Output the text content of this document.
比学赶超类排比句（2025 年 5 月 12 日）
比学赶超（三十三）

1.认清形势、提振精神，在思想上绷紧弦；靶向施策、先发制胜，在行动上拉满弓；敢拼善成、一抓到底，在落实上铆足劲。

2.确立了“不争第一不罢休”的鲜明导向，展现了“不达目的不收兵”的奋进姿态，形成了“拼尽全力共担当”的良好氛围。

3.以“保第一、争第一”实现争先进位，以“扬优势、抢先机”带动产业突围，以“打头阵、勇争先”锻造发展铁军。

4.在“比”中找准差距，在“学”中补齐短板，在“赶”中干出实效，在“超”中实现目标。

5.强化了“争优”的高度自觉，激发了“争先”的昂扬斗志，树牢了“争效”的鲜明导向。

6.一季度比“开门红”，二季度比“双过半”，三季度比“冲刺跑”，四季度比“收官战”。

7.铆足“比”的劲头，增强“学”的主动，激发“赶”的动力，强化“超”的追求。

------------

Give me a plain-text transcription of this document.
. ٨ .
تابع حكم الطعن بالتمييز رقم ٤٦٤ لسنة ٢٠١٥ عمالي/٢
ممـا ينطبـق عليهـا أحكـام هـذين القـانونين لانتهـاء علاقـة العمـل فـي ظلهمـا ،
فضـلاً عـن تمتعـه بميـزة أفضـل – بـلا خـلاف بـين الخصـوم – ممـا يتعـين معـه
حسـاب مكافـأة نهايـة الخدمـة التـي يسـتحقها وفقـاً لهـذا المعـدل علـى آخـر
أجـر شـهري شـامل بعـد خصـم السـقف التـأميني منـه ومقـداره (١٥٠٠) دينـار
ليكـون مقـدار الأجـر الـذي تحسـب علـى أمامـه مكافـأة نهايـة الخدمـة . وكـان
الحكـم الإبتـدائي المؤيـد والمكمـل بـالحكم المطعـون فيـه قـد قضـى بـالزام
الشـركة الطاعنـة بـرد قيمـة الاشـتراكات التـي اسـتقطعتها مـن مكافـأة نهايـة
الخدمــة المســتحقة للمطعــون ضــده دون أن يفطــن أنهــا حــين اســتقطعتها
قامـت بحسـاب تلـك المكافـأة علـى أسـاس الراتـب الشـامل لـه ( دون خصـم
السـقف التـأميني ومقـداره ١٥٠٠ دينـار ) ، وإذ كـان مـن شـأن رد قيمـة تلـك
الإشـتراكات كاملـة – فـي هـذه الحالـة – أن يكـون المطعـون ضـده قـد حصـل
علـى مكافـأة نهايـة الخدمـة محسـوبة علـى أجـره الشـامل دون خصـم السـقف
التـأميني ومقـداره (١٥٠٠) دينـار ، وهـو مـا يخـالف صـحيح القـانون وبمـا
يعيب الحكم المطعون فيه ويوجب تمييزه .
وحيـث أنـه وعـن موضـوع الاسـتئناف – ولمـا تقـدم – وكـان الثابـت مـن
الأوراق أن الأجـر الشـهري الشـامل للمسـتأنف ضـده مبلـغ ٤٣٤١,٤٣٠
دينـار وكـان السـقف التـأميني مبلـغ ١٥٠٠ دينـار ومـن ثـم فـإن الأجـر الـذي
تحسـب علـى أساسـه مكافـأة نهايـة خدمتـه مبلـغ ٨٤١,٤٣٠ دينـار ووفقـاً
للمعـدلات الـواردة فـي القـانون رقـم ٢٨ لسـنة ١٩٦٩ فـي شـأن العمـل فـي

------------

**Task brief:** Show, from the material above, each line that includes the string "document".

**Reply:**
Output the text content of this document.
Give me a plain-text transcription of this document.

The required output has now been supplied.